Material provided →
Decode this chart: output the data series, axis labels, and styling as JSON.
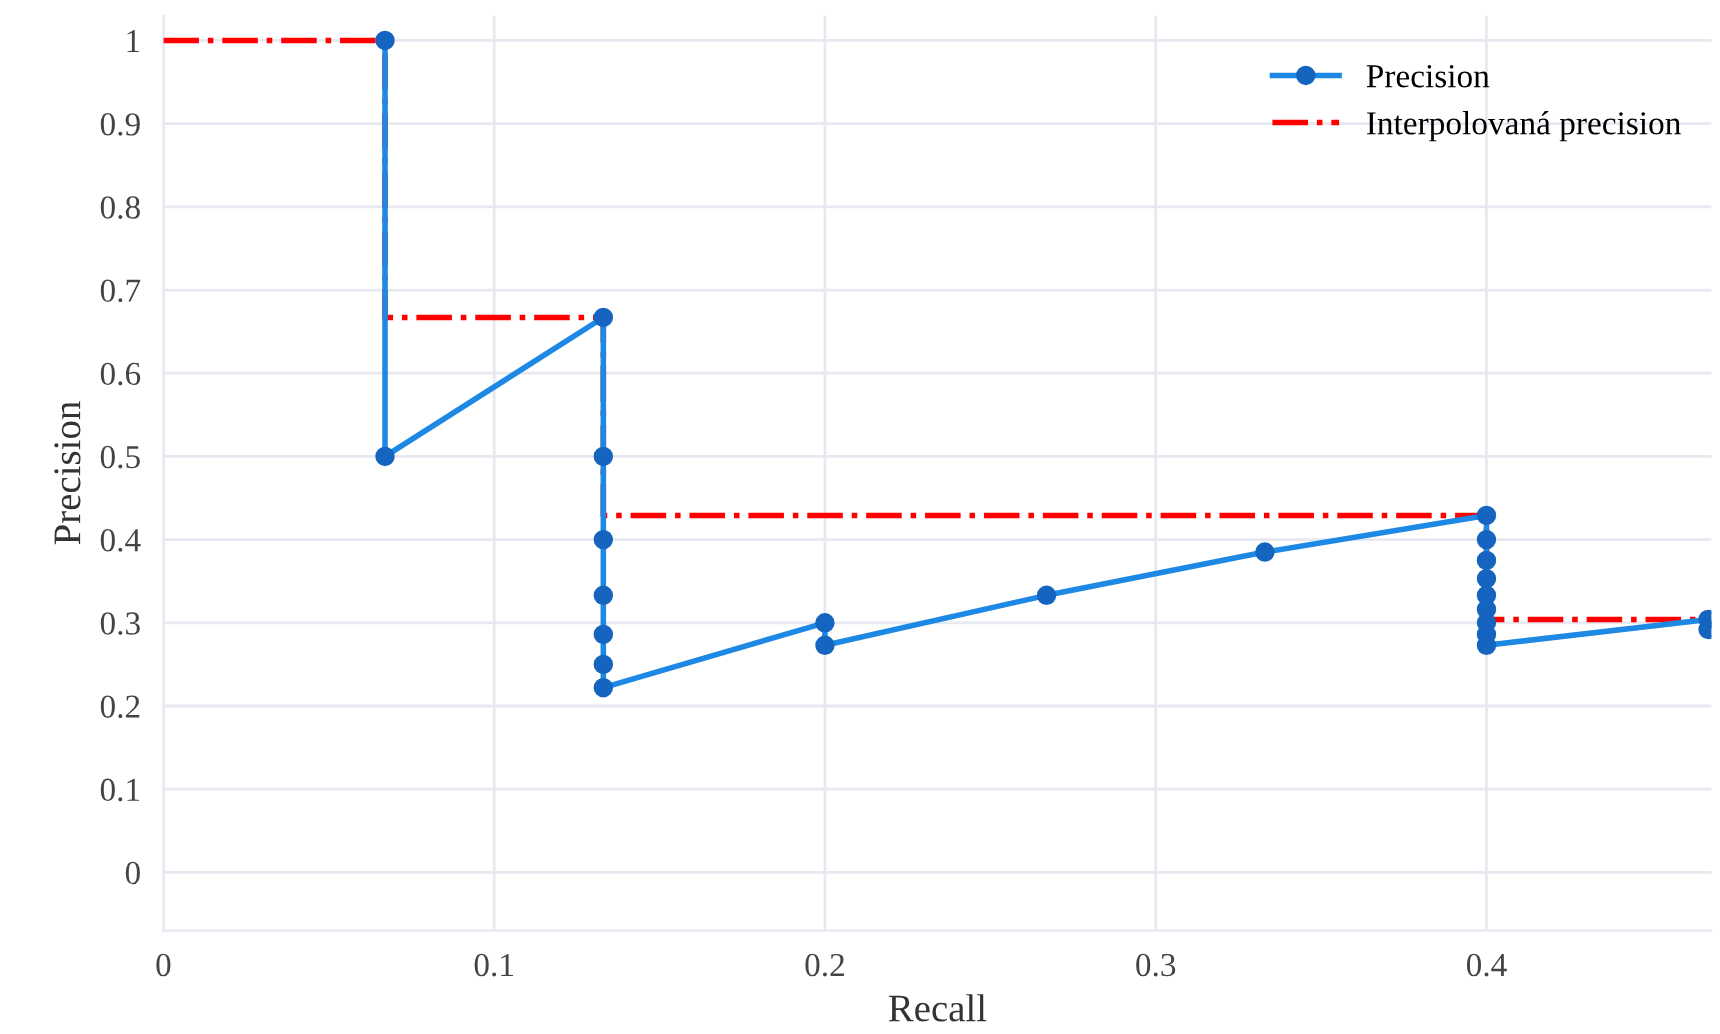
{
  "chart_data": {
    "type": "line",
    "xlabel": "Recall",
    "ylabel": "Precision",
    "series": [
      {
        "name": "Precision",
        "color": "#1e88e5",
        "marker": "circle",
        "line_style": "solid",
        "x": [
          0.067,
          0.067,
          0.133,
          0.133,
          0.133,
          0.133,
          0.133,
          0.133,
          0.133,
          0.2,
          0.2,
          0.267,
          0.333,
          0.4,
          0.4,
          0.4,
          0.4,
          0.4,
          0.4,
          0.4,
          0.4,
          0.4,
          0.467,
          0.467
        ],
        "values": [
          1,
          0.5,
          0.667,
          0.5,
          0.4,
          0.333,
          0.286,
          0.25,
          0.222,
          0.3,
          0.273,
          0.333,
          0.385,
          0.429,
          0.4,
          0.375,
          0.353,
          0.333,
          0.316,
          0.3,
          0.286,
          0.273,
          0.304,
          0.292
        ]
      },
      {
        "name": "Interpolovaná precision",
        "color": "#ff0000",
        "marker": "none",
        "line_style": "dashdot",
        "x": [
          0,
          0.067,
          0.067,
          0.133,
          0.133,
          0.4,
          0.4,
          0.467
        ],
        "values": [
          1,
          1,
          0.667,
          0.667,
          0.429,
          0.429,
          0.304,
          0.304
        ]
      }
    ],
    "xlim": [
      0,
      0.468
    ],
    "xticks": [
      0,
      0.1,
      0.2,
      0.3,
      0.4
    ],
    "ylim": [
      -0.07,
      1.03
    ],
    "yticks": [
      0,
      0.1,
      0.2,
      0.3,
      0.4,
      0.5,
      0.6,
      0.7,
      0.8,
      0.9,
      1
    ],
    "grid": true,
    "legend": "top right"
  }
}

Your goal → Establish how many lines of the material above hold the word "series". Nothing but the count should be returned.

Solution to this problem → 2